***** Stored records *****

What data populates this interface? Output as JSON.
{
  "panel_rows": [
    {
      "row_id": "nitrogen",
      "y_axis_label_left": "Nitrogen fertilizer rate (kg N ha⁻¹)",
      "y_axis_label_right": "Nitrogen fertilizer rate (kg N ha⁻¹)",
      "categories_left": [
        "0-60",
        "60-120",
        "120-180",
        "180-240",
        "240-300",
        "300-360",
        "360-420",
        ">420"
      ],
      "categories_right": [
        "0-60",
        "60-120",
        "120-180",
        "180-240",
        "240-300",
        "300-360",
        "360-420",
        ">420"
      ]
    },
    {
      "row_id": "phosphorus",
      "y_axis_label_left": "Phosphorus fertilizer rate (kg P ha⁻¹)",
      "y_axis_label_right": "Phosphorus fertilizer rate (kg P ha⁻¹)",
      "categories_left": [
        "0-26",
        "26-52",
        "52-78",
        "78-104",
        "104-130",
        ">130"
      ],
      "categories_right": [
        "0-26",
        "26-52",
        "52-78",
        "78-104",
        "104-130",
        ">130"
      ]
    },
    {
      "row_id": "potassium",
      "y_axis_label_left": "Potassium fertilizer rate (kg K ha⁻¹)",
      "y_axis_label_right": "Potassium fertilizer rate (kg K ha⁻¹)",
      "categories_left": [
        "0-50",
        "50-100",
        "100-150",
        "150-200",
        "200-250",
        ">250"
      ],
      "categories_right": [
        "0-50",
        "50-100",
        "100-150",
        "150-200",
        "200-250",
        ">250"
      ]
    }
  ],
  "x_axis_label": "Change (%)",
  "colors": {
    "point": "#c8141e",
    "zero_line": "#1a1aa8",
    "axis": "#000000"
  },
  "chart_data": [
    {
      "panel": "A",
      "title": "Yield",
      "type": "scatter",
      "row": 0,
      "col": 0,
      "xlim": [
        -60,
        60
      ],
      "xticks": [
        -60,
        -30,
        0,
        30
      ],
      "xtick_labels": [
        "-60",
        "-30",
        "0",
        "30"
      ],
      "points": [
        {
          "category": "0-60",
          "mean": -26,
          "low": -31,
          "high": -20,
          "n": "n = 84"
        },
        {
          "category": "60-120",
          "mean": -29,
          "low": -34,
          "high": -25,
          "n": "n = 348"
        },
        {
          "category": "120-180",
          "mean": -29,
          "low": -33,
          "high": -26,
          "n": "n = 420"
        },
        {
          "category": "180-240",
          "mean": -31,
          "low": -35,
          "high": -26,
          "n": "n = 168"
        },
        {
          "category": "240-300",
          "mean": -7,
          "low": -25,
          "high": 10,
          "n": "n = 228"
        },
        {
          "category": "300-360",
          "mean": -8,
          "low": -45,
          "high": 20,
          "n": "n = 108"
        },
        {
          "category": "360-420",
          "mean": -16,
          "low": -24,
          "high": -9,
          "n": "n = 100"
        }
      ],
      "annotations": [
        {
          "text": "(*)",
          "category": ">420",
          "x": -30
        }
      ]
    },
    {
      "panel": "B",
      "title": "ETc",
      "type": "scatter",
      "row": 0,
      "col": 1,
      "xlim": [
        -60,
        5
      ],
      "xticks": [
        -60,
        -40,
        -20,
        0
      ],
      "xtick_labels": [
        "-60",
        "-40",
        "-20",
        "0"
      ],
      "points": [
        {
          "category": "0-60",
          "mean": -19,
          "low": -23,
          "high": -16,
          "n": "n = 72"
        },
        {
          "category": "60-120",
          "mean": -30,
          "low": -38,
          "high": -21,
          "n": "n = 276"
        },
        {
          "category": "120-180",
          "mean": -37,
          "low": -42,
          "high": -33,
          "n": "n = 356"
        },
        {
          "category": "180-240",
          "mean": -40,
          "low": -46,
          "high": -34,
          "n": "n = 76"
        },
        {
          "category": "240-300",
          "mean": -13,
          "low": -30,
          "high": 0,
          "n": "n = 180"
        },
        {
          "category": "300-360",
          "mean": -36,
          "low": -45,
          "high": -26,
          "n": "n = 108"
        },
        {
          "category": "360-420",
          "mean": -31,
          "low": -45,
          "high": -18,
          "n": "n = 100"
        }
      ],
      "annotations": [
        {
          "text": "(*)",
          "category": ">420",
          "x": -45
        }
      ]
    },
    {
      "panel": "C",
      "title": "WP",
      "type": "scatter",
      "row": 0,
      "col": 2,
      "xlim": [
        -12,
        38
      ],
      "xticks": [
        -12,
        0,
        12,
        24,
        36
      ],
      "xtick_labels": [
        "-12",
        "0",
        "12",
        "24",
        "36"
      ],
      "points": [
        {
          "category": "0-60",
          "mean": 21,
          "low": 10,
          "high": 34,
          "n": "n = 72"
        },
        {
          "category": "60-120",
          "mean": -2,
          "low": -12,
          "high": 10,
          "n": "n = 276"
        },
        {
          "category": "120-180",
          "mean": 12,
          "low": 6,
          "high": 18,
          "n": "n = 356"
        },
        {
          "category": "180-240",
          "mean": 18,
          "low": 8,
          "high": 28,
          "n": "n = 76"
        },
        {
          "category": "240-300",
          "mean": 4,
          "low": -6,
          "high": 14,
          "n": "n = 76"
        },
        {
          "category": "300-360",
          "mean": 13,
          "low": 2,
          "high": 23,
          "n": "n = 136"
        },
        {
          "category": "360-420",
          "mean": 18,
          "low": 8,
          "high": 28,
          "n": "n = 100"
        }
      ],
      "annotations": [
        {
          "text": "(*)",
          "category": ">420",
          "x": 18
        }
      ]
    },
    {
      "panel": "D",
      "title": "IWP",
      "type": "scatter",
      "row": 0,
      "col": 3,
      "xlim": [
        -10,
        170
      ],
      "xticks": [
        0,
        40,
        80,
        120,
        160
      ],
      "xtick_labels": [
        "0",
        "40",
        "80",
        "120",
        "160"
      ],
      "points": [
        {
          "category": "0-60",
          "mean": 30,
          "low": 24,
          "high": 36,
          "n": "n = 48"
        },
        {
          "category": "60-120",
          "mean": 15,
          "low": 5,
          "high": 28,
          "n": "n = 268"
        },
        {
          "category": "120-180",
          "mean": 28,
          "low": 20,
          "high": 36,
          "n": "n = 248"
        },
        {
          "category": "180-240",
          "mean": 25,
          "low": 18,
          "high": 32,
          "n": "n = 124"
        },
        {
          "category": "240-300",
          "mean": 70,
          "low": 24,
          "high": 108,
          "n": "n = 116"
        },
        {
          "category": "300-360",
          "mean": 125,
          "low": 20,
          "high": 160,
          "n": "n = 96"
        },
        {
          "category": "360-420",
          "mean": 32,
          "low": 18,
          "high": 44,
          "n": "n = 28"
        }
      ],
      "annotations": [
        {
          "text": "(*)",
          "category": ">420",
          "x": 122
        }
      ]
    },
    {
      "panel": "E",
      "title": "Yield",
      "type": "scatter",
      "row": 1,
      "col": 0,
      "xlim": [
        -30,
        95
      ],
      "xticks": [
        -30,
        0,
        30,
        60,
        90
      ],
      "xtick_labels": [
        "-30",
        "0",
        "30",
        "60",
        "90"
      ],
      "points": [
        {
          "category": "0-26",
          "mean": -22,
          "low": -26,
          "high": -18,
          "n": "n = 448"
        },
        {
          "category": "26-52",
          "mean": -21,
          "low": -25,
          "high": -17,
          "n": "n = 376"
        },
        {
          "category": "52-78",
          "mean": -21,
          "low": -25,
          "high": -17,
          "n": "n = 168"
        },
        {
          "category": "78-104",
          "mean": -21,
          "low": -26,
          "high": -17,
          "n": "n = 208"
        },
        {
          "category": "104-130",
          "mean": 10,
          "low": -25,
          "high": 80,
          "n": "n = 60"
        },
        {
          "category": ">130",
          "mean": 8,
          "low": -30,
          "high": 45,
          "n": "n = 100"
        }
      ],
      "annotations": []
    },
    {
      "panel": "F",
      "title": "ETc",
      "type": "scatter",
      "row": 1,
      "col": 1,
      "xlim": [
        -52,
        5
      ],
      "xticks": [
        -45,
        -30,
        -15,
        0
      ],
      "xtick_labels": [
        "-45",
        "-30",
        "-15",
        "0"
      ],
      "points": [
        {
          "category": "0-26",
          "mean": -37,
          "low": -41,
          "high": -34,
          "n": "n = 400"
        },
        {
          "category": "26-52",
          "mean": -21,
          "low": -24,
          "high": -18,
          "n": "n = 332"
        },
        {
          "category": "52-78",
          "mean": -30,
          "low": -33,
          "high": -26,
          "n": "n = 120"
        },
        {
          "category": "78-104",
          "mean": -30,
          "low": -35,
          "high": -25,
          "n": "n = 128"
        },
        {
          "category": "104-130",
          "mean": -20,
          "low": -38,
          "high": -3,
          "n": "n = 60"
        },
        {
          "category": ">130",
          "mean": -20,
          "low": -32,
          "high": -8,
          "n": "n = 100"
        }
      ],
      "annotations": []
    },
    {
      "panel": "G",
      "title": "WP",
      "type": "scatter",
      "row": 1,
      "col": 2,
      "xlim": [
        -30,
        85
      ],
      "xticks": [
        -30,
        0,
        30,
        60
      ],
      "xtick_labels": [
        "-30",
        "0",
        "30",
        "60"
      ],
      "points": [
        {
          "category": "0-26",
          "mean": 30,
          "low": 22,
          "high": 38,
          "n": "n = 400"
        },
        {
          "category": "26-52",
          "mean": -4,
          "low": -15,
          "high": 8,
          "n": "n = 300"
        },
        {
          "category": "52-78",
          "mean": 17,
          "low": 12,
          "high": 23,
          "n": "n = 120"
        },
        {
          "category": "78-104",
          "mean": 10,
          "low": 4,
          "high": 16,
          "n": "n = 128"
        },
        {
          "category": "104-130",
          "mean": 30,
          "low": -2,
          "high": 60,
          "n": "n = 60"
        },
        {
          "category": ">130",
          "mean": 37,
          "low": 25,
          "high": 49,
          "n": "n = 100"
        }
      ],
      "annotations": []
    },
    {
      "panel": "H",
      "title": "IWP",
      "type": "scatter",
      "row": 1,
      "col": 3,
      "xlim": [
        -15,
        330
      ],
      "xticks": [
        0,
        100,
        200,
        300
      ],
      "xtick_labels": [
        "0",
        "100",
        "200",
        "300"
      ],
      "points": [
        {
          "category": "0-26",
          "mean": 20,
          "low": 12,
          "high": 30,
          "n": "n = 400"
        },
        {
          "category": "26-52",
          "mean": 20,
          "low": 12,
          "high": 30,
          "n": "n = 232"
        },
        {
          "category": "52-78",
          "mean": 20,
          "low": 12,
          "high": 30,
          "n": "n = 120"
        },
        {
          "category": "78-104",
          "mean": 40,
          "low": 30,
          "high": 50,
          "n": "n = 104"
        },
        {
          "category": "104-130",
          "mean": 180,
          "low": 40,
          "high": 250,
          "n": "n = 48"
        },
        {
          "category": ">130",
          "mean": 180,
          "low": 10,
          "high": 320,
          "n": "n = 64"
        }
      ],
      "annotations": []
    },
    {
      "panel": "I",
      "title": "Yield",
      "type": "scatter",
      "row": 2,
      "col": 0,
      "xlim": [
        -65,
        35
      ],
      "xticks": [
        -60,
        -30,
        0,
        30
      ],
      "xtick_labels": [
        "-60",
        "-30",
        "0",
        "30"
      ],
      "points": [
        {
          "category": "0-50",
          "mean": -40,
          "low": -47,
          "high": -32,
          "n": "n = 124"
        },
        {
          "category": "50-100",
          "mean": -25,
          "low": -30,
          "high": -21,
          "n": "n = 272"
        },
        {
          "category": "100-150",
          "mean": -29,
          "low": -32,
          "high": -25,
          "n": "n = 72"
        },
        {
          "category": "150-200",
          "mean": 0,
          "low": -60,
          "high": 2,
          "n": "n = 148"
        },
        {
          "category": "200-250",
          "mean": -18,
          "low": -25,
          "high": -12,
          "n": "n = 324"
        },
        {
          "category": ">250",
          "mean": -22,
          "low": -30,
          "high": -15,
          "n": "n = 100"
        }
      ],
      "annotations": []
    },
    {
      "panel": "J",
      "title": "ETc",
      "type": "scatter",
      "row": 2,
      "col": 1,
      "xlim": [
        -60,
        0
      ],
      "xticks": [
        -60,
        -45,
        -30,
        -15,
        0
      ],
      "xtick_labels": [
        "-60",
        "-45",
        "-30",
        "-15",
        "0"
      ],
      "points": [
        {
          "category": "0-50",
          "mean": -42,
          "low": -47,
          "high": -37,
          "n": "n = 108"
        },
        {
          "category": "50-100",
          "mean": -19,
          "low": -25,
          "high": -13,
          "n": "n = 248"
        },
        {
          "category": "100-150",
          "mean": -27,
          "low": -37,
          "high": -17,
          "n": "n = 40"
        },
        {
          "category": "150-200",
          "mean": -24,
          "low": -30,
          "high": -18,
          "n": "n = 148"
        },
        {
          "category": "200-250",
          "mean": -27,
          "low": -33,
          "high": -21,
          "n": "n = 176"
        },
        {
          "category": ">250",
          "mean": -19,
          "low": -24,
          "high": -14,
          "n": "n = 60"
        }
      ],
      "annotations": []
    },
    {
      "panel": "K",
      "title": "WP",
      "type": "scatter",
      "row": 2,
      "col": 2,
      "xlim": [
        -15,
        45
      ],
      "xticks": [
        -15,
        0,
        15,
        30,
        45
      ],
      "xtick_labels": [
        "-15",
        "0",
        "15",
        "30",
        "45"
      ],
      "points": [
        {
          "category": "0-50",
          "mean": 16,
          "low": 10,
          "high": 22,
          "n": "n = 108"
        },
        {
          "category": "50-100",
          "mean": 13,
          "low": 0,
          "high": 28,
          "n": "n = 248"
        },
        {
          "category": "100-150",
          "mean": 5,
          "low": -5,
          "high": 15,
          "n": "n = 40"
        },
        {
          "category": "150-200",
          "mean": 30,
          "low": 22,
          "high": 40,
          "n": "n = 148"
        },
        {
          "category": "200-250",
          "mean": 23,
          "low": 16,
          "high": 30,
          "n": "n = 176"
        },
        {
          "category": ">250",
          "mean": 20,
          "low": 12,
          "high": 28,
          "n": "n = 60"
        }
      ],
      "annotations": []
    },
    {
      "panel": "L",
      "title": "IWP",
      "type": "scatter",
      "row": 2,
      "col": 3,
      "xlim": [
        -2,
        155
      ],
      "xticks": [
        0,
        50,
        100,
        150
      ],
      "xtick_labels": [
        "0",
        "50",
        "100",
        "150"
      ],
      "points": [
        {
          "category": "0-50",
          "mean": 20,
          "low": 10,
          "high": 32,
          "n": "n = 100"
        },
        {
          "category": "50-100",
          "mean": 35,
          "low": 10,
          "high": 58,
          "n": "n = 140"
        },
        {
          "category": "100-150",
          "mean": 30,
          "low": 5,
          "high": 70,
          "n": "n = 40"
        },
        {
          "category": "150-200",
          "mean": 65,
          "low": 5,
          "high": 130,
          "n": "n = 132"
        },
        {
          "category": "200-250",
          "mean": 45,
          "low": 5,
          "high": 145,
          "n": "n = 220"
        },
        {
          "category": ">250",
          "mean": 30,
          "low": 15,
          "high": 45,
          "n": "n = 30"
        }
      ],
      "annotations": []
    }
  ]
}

*****
***** Stored records *****

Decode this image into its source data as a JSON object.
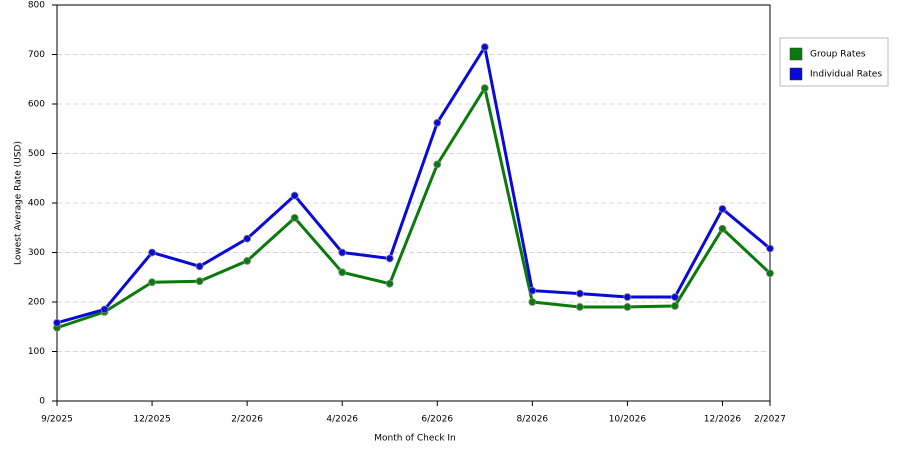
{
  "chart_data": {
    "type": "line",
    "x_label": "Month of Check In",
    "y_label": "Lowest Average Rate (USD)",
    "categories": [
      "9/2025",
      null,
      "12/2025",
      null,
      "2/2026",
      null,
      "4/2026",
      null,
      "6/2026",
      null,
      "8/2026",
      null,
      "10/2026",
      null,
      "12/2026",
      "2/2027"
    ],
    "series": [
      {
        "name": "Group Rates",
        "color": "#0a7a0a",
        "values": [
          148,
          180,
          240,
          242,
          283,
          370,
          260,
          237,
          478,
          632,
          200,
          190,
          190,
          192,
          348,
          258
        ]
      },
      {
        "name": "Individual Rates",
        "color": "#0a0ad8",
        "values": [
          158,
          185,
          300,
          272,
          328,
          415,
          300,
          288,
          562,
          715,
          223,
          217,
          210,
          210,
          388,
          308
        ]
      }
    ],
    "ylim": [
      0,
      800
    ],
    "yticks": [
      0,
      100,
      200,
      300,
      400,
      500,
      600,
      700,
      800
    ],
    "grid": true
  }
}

*****

### Task:
Pull out every line of the entries that includes the word "Rates".

### Task result:
        "name": "Group Rates",
        "name": "Individual Rates",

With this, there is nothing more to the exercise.